_THE REQUEST_: Reproduce all of the data exactly, with no line skipped.

=== GIVEN INFORMATION ===

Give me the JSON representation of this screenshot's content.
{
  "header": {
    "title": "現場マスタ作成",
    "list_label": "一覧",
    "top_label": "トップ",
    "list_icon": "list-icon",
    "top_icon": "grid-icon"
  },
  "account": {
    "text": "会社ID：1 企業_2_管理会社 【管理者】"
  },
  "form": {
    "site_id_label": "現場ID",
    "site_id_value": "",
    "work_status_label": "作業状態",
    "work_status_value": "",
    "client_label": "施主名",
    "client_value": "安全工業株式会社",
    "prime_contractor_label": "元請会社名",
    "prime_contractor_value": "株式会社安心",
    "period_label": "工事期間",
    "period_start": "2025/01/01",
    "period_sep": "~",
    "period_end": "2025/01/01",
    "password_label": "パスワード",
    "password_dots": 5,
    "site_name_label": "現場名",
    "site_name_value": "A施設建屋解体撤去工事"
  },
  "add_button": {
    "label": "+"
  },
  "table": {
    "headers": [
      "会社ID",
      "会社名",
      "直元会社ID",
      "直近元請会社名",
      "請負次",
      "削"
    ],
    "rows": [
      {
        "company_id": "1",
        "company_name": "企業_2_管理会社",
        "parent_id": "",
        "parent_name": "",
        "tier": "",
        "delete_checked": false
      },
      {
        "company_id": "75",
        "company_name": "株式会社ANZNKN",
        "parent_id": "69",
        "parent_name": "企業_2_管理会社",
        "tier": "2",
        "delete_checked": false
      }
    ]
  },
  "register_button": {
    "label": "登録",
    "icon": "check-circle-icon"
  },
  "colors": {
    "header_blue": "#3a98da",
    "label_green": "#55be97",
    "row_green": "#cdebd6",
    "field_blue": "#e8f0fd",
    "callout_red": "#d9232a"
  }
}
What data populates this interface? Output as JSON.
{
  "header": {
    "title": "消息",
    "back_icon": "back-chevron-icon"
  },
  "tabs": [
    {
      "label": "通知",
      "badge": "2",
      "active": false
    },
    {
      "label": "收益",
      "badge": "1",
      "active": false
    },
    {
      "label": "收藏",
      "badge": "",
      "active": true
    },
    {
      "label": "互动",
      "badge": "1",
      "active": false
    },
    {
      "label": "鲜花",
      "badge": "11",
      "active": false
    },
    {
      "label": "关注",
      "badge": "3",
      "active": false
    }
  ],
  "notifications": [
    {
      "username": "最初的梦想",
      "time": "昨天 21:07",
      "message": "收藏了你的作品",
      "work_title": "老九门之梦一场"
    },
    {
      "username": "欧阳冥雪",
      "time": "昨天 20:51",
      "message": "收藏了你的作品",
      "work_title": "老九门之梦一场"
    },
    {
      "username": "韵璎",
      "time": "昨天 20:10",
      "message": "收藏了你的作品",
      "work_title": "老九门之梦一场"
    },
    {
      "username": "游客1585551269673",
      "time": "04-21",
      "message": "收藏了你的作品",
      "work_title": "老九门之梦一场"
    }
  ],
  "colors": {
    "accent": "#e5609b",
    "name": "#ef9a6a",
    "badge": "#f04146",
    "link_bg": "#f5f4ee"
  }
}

===

_ANSWER TO THIS EXERCISE_:
Give me the JSON representation of this screenshot's content.
{
  "header": {
    "title": "現場マスタ作成",
    "list_label": "一覧",
    "top_label": "トップ",
    "list_icon": "list-icon",
    "top_icon": "grid-icon"
  },
  "account": {
    "text": "会社ID：1 企業_2_管理会社 【管理者】"
  },
  "form": {
    "site_id_label": "現場ID",
    "site_id_value": "",
    "work_status_label": "作業状態",
    "work_status_value": "",
    "client_label": "施主名",
    "client_value": "安全工業株式会社",
    "prime_contractor_label": "元請会社名",
    "prime_contractor_value": "株式会社安心",
    "period_label": "工事期間",
    "period_start": "2025/01/01",
    "period_sep": "~",
    "period_end": "2025/01/01",
    "password_label": "パスワード",
    "password_dots": 5,
    "site_name_label": "現場名",
    "site_name_value": "A施設建屋解体撤去工事"
  },
  "add_button": {
    "label": "+"
  },
  "table": {
    "headers": [
      "会社ID",
      "会社名",
      "直元会社ID",
      "直近元請会社名",
      "請負次",
      "削"
    ],
    "rows": [
      {
        "company_id": "1",
        "company_name": "企業_2_管理会社",
        "parent_id": "",
        "parent_name": "",
        "tier": "",
        "delete_checked": false
      },
      {
        "company_id": "75",
        "company_name": "株式会社ANZNKN",
        "parent_id": "69",
        "parent_name": "企業_2_管理会社",
        "tier": "2",
        "delete_checked": false
      }
    ]
  },
  "register_button": {
    "label": "登録",
    "icon": "check-circle-icon"
  },
  "colors": {
    "header_blue": "#3a98da",
    "label_green": "#55be97",
    "row_green": "#cdebd6",
    "field_blue": "#e8f0fd",
    "callout_red": "#d9232a"
  }
}
What data populates this interface? Output as JSON.
{
  "header": {
    "title": "消息",
    "back_icon": "back-chevron-icon"
  },
  "tabs": [
    {
      "label": "通知",
      "badge": "2",
      "active": false
    },
    {
      "label": "收益",
      "badge": "1",
      "active": false
    },
    {
      "label": "收藏",
      "badge": "",
      "active": true
    },
    {
      "label": "互动",
      "badge": "1",
      "active": false
    },
    {
      "label": "鲜花",
      "badge": "11",
      "active": false
    },
    {
      "label": "关注",
      "badge": "3",
      "active": false
    }
  ],
  "notifications": [
    {
      "username": "最初的梦想",
      "time": "昨天 21:07",
      "message": "收藏了你的作品",
      "work_title": "老九门之梦一场"
    },
    {
      "username": "欧阳冥雪",
      "time": "昨天 20:51",
      "message": "收藏了你的作品",
      "work_title": "老九门之梦一场"
    },
    {
      "username": "韵璎",
      "time": "昨天 20:10",
      "message": "收藏了你的作品",
      "work_title": "老九门之梦一场"
    },
    {
      "username": "游客1585551269673",
      "time": "04-21",
      "message": "收藏了你的作品",
      "work_title": "老九门之梦一场"
    }
  ],
  "colors": {
    "accent": "#e5609b",
    "name": "#ef9a6a",
    "badge": "#f04146",
    "link_bg": "#f5f4ee"
  }
}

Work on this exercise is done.